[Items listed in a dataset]
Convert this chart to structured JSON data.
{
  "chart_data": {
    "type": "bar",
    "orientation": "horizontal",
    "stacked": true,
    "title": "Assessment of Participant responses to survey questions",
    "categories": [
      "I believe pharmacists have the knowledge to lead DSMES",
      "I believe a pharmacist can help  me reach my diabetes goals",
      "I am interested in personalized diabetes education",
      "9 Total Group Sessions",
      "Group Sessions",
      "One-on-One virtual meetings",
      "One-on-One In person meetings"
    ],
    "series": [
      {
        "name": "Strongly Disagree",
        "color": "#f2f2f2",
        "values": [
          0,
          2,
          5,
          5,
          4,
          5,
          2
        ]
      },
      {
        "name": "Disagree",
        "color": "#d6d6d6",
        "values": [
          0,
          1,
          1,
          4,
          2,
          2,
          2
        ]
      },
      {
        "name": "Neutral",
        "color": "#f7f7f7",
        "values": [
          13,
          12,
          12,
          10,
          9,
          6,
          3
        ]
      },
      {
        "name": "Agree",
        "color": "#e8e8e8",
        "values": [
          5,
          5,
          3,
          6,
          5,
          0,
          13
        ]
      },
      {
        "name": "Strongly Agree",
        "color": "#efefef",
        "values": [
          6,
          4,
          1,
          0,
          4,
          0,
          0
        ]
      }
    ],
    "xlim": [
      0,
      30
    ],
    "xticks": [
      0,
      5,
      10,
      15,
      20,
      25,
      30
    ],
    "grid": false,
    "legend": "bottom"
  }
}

> _The task_:
The records above are to be repeated exactly, in their entirety.

> _Answer to this problem_:
Convert this chart to structured JSON data.
{
  "chart_data": {
    "type": "bar",
    "orientation": "horizontal",
    "stacked": true,
    "title": "Assessment of Participant responses to survey questions",
    "categories": [
      "I believe pharmacists have the knowledge to lead DSMES",
      "I believe a pharmacist can help  me reach my diabetes goals",
      "I am interested in personalized diabetes education",
      "9 Total Group Sessions",
      "Group Sessions",
      "One-on-One virtual meetings",
      "One-on-One In person meetings"
    ],
    "series": [
      {
        "name": "Strongly Disagree",
        "color": "#f2f2f2",
        "values": [
          0,
          2,
          5,
          5,
          4,
          5,
          2
        ]
      },
      {
        "name": "Disagree",
        "color": "#d6d6d6",
        "values": [
          0,
          1,
          1,
          4,
          2,
          2,
          2
        ]
      },
      {
        "name": "Neutral",
        "color": "#f7f7f7",
        "values": [
          13,
          12,
          12,
          10,
          9,
          6,
          3
        ]
      },
      {
        "name": "Agree",
        "color": "#e8e8e8",
        "values": [
          5,
          5,
          3,
          6,
          5,
          0,
          13
        ]
      },
      {
        "name": "Strongly Agree",
        "color": "#efefef",
        "values": [
          6,
          4,
          1,
          0,
          4,
          0,
          0
        ]
      }
    ],
    "xlim": [
      0,
      30
    ],
    "xticks": [
      0,
      5,
      10,
      15,
      20,
      25,
      30
    ],
    "grid": false,
    "legend": "bottom"
  }
}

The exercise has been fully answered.